[Excerpt from a dataset]
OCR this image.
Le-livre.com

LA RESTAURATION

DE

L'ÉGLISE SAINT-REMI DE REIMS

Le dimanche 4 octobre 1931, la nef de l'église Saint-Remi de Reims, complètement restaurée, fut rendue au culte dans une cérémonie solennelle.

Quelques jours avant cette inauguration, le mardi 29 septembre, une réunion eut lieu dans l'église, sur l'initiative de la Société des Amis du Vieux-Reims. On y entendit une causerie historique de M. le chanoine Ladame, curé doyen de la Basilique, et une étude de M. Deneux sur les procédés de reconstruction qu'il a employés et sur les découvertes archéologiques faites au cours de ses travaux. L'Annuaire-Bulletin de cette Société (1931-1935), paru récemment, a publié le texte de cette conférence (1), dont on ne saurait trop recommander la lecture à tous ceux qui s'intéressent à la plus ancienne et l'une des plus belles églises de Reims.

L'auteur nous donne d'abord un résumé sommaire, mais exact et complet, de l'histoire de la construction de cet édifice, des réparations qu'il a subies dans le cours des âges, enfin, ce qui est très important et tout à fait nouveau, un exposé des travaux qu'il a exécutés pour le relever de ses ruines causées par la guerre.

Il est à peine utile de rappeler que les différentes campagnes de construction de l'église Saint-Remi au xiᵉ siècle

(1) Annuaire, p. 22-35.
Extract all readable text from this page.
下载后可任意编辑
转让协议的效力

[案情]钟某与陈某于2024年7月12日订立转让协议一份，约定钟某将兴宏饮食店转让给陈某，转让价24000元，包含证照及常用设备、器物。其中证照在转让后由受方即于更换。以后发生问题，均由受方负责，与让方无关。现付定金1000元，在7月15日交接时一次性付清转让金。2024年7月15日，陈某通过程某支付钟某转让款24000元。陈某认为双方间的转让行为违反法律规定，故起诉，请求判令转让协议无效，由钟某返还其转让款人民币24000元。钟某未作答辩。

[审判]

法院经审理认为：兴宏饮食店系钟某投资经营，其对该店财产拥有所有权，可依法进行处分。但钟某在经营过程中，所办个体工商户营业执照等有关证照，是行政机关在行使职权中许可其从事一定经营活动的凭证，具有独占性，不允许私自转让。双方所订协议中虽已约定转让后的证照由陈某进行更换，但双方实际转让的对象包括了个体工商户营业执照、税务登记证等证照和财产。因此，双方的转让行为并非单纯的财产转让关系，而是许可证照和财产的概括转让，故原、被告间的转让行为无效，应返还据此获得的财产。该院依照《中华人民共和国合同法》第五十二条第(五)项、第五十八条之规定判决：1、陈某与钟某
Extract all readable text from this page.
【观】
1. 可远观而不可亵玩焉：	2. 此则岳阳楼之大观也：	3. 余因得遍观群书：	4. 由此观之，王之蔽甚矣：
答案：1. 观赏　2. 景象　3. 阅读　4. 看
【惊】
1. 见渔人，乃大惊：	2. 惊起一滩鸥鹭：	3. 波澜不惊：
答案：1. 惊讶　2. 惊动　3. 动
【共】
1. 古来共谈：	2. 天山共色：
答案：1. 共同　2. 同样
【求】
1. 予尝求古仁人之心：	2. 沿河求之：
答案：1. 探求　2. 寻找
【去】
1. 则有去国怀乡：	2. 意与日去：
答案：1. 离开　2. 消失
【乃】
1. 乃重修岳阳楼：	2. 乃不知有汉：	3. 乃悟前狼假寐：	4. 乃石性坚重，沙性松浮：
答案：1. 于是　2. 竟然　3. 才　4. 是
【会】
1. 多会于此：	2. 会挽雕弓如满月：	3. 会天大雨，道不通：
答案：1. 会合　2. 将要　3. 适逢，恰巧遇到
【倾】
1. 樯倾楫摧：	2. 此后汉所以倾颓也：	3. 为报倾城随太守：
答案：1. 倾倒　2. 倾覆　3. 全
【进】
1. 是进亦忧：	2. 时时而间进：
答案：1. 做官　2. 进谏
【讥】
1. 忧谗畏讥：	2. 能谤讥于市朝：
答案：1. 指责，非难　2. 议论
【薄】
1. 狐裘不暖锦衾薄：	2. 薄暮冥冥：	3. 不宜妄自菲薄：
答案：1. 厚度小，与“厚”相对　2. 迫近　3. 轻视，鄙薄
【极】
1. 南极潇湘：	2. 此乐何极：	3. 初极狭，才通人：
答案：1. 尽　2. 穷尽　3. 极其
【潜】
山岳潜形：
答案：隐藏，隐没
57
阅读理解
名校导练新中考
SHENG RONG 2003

* **GIVEN PROBLEM**
Send back all of the entries exactly, with nothing missing.

* **IN RESPONSE**
OCR this image.
Le-livre.com

LA RESTAURATION

DE

L'ÉGLISE SAINT-REMI DE REIMS

Le dimanche 4 octobre 1931, la nef de l'église Saint-Remi de Reims, complètement restaurée, fut rendue au culte dans une cérémonie solennelle.

Quelques jours avant cette inauguration, le mardi 29 septembre, une réunion eut lieu dans l'église, sur l'initiative de la Société des Amis du Vieux-Reims. On y entendit une causerie historique de M. le chanoine Ladame, curé doyen de la Basilique, et une étude de M. Deneux sur les procédés de reconstruction qu'il a employés et sur les découvertes archéologiques faites au cours de ses travaux. L'Annuaire-Bulletin de cette Société (1931-1935), paru récemment, a publié le texte de cette conférence (1), dont on ne saurait trop recommander la lecture à tous ceux qui s'intéressent à la plus ancienne et l'une des plus belles églises de Reims.

L'auteur nous donne d'abord un résumé sommaire, mais exact et complet, de l'histoire de la construction de cet édifice, des réparations qu'il a subies dans le cours des âges, enfin, ce qui est très important et tout à fait nouveau, un exposé des travaux qu'il a exécutés pour le relever de ses ruines causées par la guerre.

Il est à peine utile de rappeler que les différentes campagnes de construction de l'église Saint-Remi au xiᵉ siècle

(1) Annuaire, p. 22-35.
Extract all readable text from this page.
下载后可任意编辑
转让协议的效力

[案情]钟某与陈某于2024年7月12日订立转让协议一份，约定钟某将兴宏饮食店转让给陈某，转让价24000元，包含证照及常用设备、器物。其中证照在转让后由受方即于更换。以后发生问题，均由受方负责，与让方无关。现付定金1000元，在7月15日交接时一次性付清转让金。2024年7月15日，陈某通过程某支付钟某转让款24000元。陈某认为双方间的转让行为违反法律规定，故起诉，请求判令转让协议无效，由钟某返还其转让款人民币24000元。钟某未作答辩。

[审判]

法院经审理认为：兴宏饮食店系钟某投资经营，其对该店财产拥有所有权，可依法进行处分。但钟某在经营过程中，所办个体工商户营业执照等有关证照，是行政机关在行使职权中许可其从事一定经营活动的凭证，具有独占性，不允许私自转让。双方所订协议中虽已约定转让后的证照由陈某进行更换，但双方实际转让的对象包括了个体工商户营业执照、税务登记证等证照和财产。因此，双方的转让行为并非单纯的财产转让关系，而是许可证照和财产的概括转让，故原、被告间的转让行为无效，应返还据此获得的财产。该院依照《中华人民共和国合同法》第五十二条第(五)项、第五十八条之规定判决：1、陈某与钟某
Extract all readable text from this page.
【观】
1. 可远观而不可亵玩焉：	2. 此则岳阳楼之大观也：	3. 余因得遍观群书：	4. 由此观之，王之蔽甚矣：
答案：1. 观赏　2. 景象　3. 阅读　4. 看
【惊】
1. 见渔人，乃大惊：	2. 惊起一滩鸥鹭：	3. 波澜不惊：
答案：1. 惊讶　2. 惊动　3. 动
【共】
1. 古来共谈：	2. 天山共色：
答案：1. 共同　2. 同样
【求】
1. 予尝求古仁人之心：	2. 沿河求之：
答案：1. 探求　2. 寻找
【去】
1. 则有去国怀乡：	2. 意与日去：
答案：1. 离开　2. 消失
【乃】
1. 乃重修岳阳楼：	2. 乃不知有汉：	3. 乃悟前狼假寐：	4. 乃石性坚重，沙性松浮：
答案：1. 于是　2. 竟然　3. 才　4. 是
【会】
1. 多会于此：	2. 会挽雕弓如满月：	3. 会天大雨，道不通：
答案：1. 会合　2. 将要　3. 适逢，恰巧遇到
【倾】
1. 樯倾楫摧：	2. 此后汉所以倾颓也：	3. 为报倾城随太守：
答案：1. 倾倒　2. 倾覆　3. 全
【进】
1. 是进亦忧：	2. 时时而间进：
答案：1. 做官　2. 进谏
【讥】
1. 忧谗畏讥：	2. 能谤讥于市朝：
答案：1. 指责，非难　2. 议论
【薄】
1. 狐裘不暖锦衾薄：	2. 薄暮冥冥：	3. 不宜妄自菲薄：
答案：1. 厚度小，与“厚”相对　2. 迫近　3. 轻视，鄙薄
【极】
1. 南极潇湘：	2. 此乐何极：	3. 初极狭，才通人：
答案：1. 尽　2. 穷尽　3. 极其
【潜】
山岳潜形：
答案：隐藏，隐没
57
阅读理解
名校导练新中考
SHENG RONG 2003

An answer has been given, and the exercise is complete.